--- begin ---

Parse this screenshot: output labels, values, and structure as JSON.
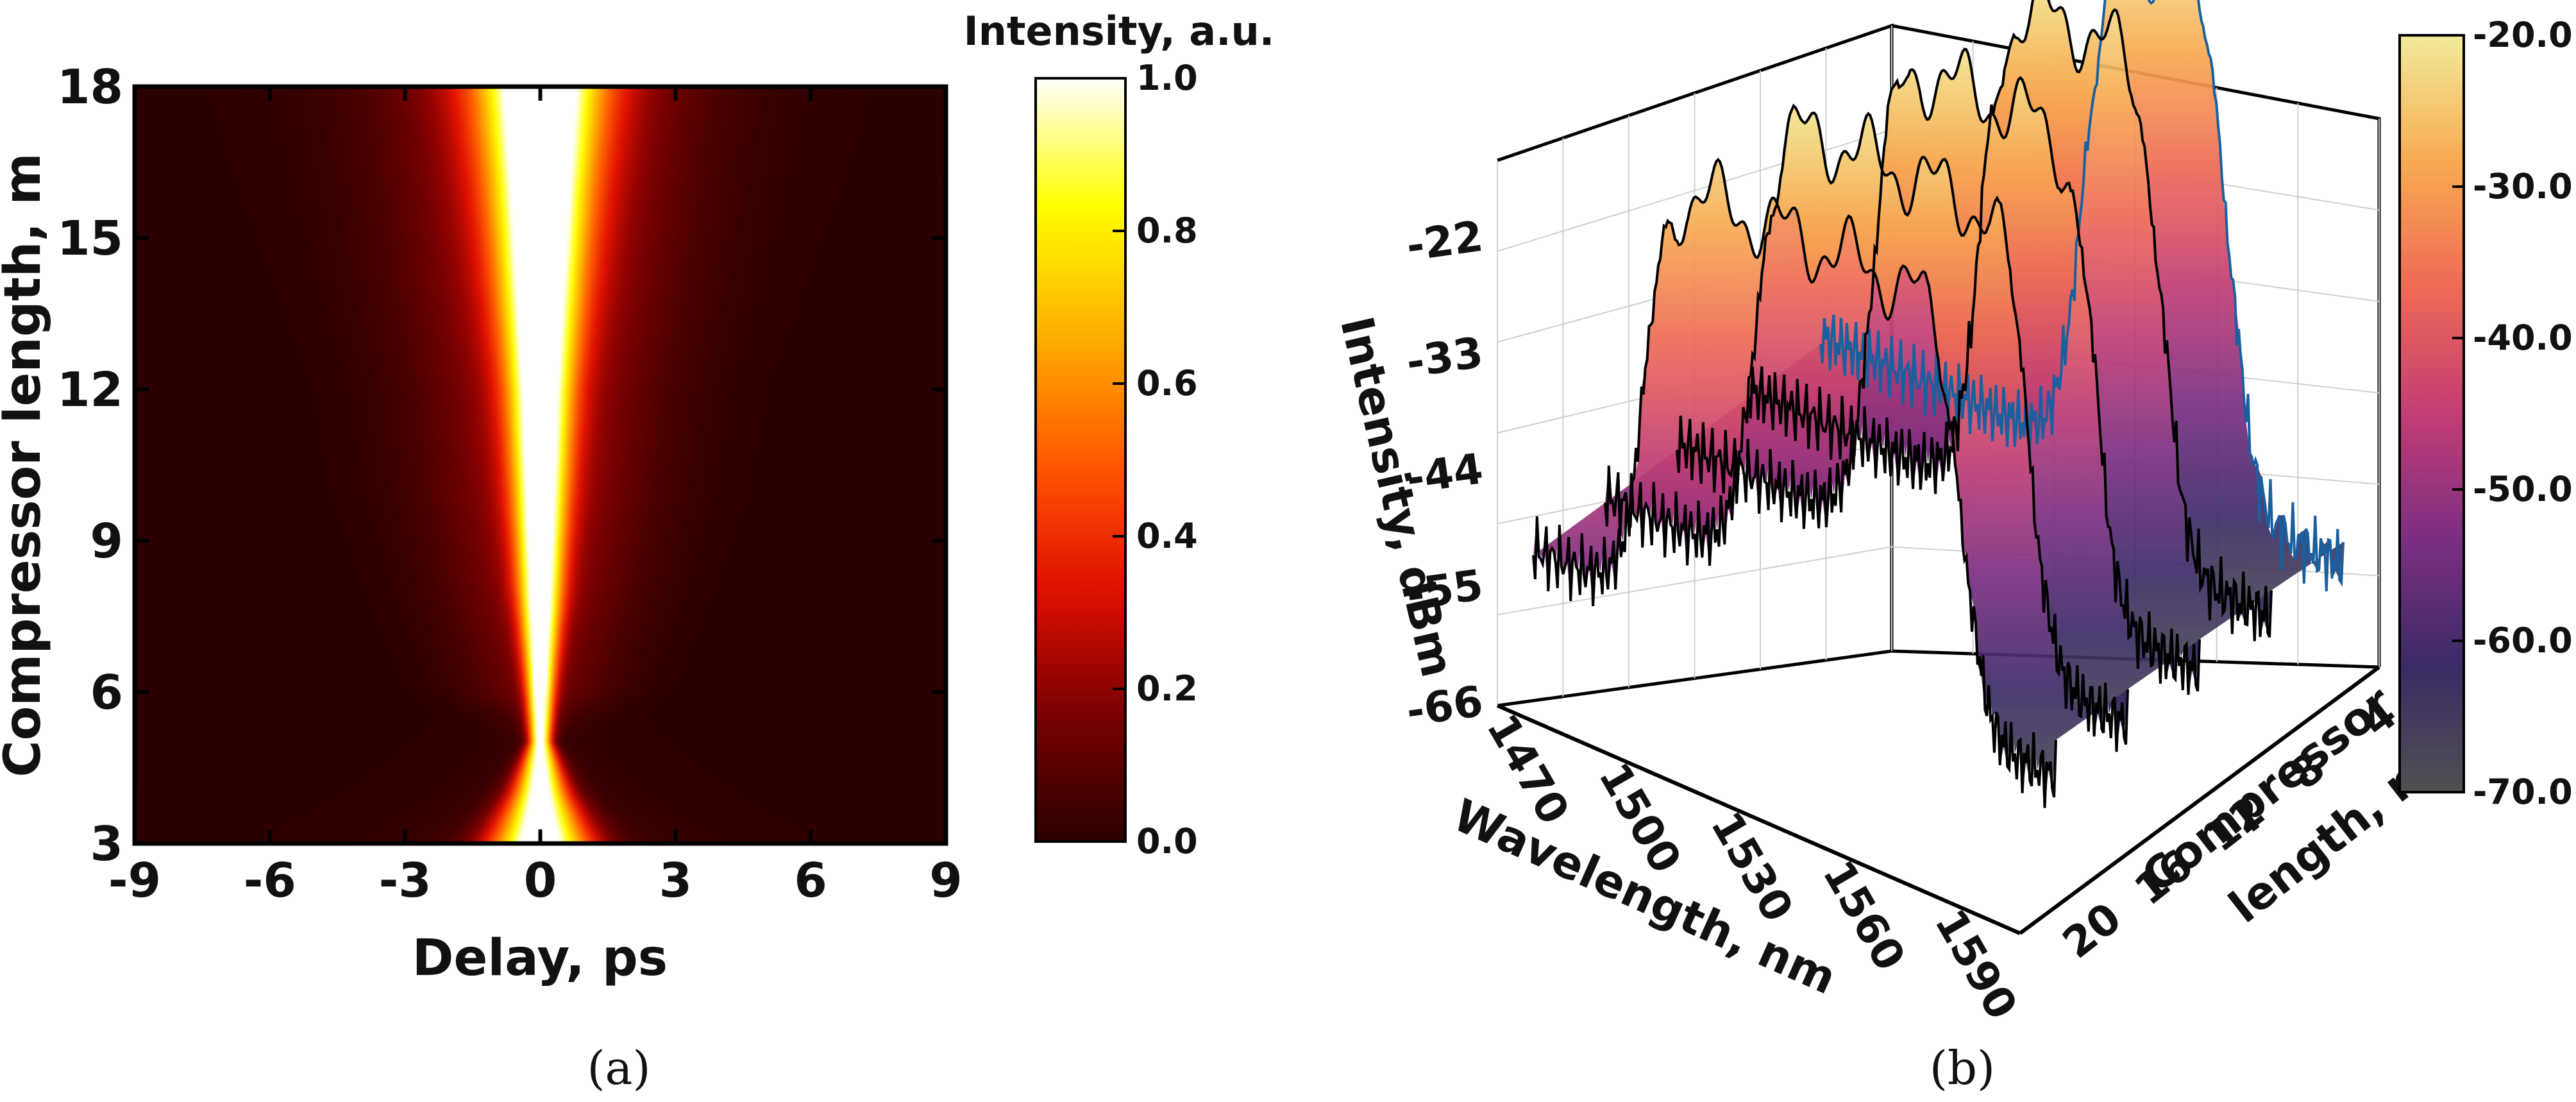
{
  "panels": [
    {
      "caption": "(a)",
      "chart_data": {
        "type": "heatmap",
        "xlabel": "Delay, ps",
        "ylabel": "Compressor length, m",
        "xlim": [
          -9,
          9
        ],
        "ylim": [
          3,
          18
        ],
        "x_ticks": [
          "-9",
          "-6",
          "-3",
          "0",
          "3",
          "6",
          "9"
        ],
        "y_ticks": [
          "3",
          "6",
          "9",
          "12",
          "15",
          "18"
        ],
        "colorbar": {
          "title": "Intensity, a.u.",
          "range": [
            0,
            1
          ],
          "ticks": [
            "0.0",
            "0.2",
            "0.4",
            "0.6",
            "0.8",
            "1.0"
          ],
          "colors": [
            "#2a0000",
            "#7a0000",
            "#e01000",
            "#ff5a00",
            "#ffb000",
            "#ffff00",
            "#ffffff"
          ]
        },
        "profile": {
          "length_m": [
            3,
            4,
            5,
            6,
            8,
            10,
            12,
            14,
            16,
            18
          ],
          "fwhm_ps": [
            1.8,
            1.0,
            0.4,
            0.5,
            0.8,
            1.0,
            1.2,
            1.5,
            1.8,
            2.2
          ],
          "pedestal_width_ps": [
            2.0,
            1.3,
            0.6,
            2.2,
            2.8,
            3.2,
            3.4,
            3.8,
            4.0,
            4.3
          ],
          "pedestal_level": [
            0.1,
            0.06,
            0.03,
            0.14,
            0.2,
            0.23,
            0.25,
            0.27,
            0.29,
            0.3
          ],
          "wing_width_ps": [
            3.0,
            2.5,
            2.0,
            1.6,
            2.0,
            2.3,
            2.5,
            2.8,
            3.2,
            3.6
          ],
          "wing_level": [
            0.06,
            0.04,
            0.03,
            0.02,
            0.02,
            0.03,
            0.03,
            0.04,
            0.05,
            0.05
          ]
        }
      }
    },
    {
      "caption": "(b)",
      "chart_data": {
        "type": "surface",
        "xlabel": "Wavelength, nm",
        "ylabel": "Compressor length, m",
        "zlabel": "Intensity, dBm",
        "x_ticks": [
          "1470",
          "1500",
          "1530",
          "1560",
          "1590"
        ],
        "y_ticks": [
          "4",
          "8",
          "12",
          "16",
          "20"
        ],
        "z_ticks": [
          "-66",
          "-55",
          "-44",
          "-33",
          "-22"
        ],
        "xlim": [
          1460,
          1600
        ],
        "ylim": [
          2,
          22
        ],
        "zlim": [
          -70,
          -18
        ],
        "colorbar": {
          "range": [
            -70,
            -20
          ],
          "ticks": [
            "-70.0",
            "-60.0",
            "-50.0",
            "-40.0",
            "-30.0",
            "-20.0"
          ],
          "colors": [
            "#505050",
            "#3b2b66",
            "#7b2e82",
            "#c23d74",
            "#ee6a55",
            "#f8ab52",
            "#f2ea9c"
          ]
        },
        "spectra": [
          {
            "length_m": 4,
            "color": "#1b5f9e",
            "lambda_left_nm": 1530,
            "lambda_right_nm": 1570,
            "peak_dbm": -20
          },
          {
            "length_m": 8,
            "color": "#000000",
            "lambda_left_nm": 1522,
            "lambda_right_nm": 1571,
            "peak_dbm": -21
          },
          {
            "length_m": 12,
            "color": "#000000",
            "lambda_left_nm": 1512,
            "lambda_right_nm": 1572,
            "peak_dbm": -23
          },
          {
            "length_m": 16,
            "color": "#000000",
            "lambda_left_nm": 1500,
            "lambda_right_nm": 1574,
            "peak_dbm": -25
          },
          {
            "length_m": 20,
            "color": "#000000",
            "lambda_left_nm": 1490,
            "lambda_right_nm": 1575,
            "peak_dbm": -27
          }
        ],
        "noise_floor_dbm": -60
      }
    }
  ]
}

--- end ---

Strip out the pictures and quote the remaining data word for word.

Parse this screenshot: output labels, values, and structure as JSON.
{
  "panels": [
    {
      "caption": "(a)",
      "chart_data": {
        "type": "heatmap",
        "xlabel": "Delay, ps",
        "ylabel": "Compressor length, m",
        "xlim": [
          -9,
          9
        ],
        "ylim": [
          3,
          18
        ],
        "x_ticks": [
          "-9",
          "-6",
          "-3",
          "0",
          "3",
          "6",
          "9"
        ],
        "y_ticks": [
          "3",
          "6",
          "9",
          "12",
          "15",
          "18"
        ],
        "colorbar": {
          "title": "Intensity, a.u.",
          "range": [
            0,
            1
          ],
          "ticks": [
            "0.0",
            "0.2",
            "0.4",
            "0.6",
            "0.8",
            "1.0"
          ],
          "colors": [
            "#2a0000",
            "#7a0000",
            "#e01000",
            "#ff5a00",
            "#ffb000",
            "#ffff00",
            "#ffffff"
          ]
        },
        "profile": {
          "length_m": [
            3,
            4,
            5,
            6,
            8,
            10,
            12,
            14,
            16,
            18
          ],
          "fwhm_ps": [
            1.8,
            1.0,
            0.4,
            0.5,
            0.8,
            1.0,
            1.2,
            1.5,
            1.8,
            2.2
          ],
          "pedestal_width_ps": [
            2.0,
            1.3,
            0.6,
            2.2,
            2.8,
            3.2,
            3.4,
            3.8,
            4.0,
            4.3
          ],
          "pedestal_level": [
            0.1,
            0.06,
            0.03,
            0.14,
            0.2,
            0.23,
            0.25,
            0.27,
            0.29,
            0.3
          ],
          "wing_width_ps": [
            3.0,
            2.5,
            2.0,
            1.6,
            2.0,
            2.3,
            2.5,
            2.8,
            3.2,
            3.6
          ],
          "wing_level": [
            0.06,
            0.04,
            0.03,
            0.02,
            0.02,
            0.03,
            0.03,
            0.04,
            0.05,
            0.05
          ]
        }
      }
    },
    {
      "caption": "(b)",
      "chart_data": {
        "type": "surface",
        "xlabel": "Wavelength, nm",
        "ylabel": "Compressor length, m",
        "zlabel": "Intensity, dBm",
        "x_ticks": [
          "1470",
          "1500",
          "1530",
          "1560",
          "1590"
        ],
        "y_ticks": [
          "4",
          "8",
          "12",
          "16",
          "20"
        ],
        "z_ticks": [
          "-66",
          "-55",
          "-44",
          "-33",
          "-22"
        ],
        "xlim": [
          1460,
          1600
        ],
        "ylim": [
          2,
          22
        ],
        "zlim": [
          -70,
          -18
        ],
        "colorbar": {
          "range": [
            -70,
            -20
          ],
          "ticks": [
            "-70.0",
            "-60.0",
            "-50.0",
            "-40.0",
            "-30.0",
            "-20.0"
          ],
          "colors": [
            "#505050",
            "#3b2b66",
            "#7b2e82",
            "#c23d74",
            "#ee6a55",
            "#f8ab52",
            "#f2ea9c"
          ]
        },
        "spectra": [
          {
            "length_m": 4,
            "color": "#1b5f9e",
            "lambda_left_nm": 1530,
            "lambda_right_nm": 1570,
            "peak_dbm": -20
          },
          {
            "length_m": 8,
            "color": "#000000",
            "lambda_left_nm": 1522,
            "lambda_right_nm": 1571,
            "peak_dbm": -21
          },
          {
            "length_m": 12,
            "color": "#000000",
            "lambda_left_nm": 1512,
            "lambda_right_nm": 1572,
            "peak_dbm": -23
          },
          {
            "length_m": 16,
            "color": "#000000",
            "lambda_left_nm": 1500,
            "lambda_right_nm": 1574,
            "peak_dbm": -25
          },
          {
            "length_m": 20,
            "color": "#000000",
            "lambda_left_nm": 1490,
            "lambda_right_nm": 1575,
            "peak_dbm": -27
          }
        ],
        "noise_floor_dbm": -60
      }
    }
  ]
}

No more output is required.